* [GIVEN INSTRUCTION]: How many of the lines that follow contain the word "this"? Give only the number.
⟨
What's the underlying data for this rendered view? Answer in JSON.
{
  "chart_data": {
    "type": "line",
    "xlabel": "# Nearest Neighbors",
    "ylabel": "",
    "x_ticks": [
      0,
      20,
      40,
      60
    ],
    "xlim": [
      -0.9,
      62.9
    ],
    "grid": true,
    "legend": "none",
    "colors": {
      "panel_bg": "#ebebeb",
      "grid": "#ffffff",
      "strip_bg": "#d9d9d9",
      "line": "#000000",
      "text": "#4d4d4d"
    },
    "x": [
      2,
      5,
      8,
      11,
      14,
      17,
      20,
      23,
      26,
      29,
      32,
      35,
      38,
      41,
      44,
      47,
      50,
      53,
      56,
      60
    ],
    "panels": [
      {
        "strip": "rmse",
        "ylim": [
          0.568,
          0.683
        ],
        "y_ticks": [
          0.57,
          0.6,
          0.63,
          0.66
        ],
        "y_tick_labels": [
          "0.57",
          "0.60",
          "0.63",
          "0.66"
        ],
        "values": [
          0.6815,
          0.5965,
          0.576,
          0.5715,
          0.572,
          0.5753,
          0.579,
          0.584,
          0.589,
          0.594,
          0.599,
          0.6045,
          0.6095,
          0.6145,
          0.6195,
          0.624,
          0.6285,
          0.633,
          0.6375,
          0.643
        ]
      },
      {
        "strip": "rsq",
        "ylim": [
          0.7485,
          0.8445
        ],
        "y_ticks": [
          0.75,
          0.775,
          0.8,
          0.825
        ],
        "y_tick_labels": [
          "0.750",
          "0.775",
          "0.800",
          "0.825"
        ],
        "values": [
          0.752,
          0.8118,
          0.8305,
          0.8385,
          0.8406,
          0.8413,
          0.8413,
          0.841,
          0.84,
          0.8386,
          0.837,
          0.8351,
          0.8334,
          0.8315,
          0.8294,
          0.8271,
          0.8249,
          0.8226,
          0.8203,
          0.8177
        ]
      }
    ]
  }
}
⟩
⟨
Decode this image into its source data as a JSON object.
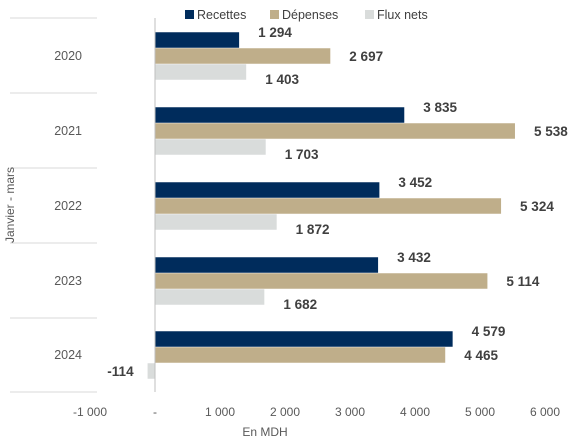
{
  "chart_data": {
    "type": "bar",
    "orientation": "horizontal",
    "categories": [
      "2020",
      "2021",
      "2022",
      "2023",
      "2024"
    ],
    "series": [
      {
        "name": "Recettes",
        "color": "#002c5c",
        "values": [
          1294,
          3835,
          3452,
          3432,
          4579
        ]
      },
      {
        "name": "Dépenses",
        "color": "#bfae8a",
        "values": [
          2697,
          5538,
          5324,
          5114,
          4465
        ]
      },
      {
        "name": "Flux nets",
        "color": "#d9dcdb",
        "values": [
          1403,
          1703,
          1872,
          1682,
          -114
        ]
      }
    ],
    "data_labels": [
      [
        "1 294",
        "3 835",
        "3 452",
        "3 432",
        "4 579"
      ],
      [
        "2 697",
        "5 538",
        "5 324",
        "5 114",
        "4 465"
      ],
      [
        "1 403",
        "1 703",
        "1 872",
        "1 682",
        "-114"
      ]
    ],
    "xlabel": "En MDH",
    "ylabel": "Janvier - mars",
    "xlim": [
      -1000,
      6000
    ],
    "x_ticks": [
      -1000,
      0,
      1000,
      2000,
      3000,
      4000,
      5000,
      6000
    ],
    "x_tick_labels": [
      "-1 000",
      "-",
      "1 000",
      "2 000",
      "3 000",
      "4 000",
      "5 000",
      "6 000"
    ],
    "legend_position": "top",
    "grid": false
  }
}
⟩
* [ANSWER TO THE PROBLEM]: 2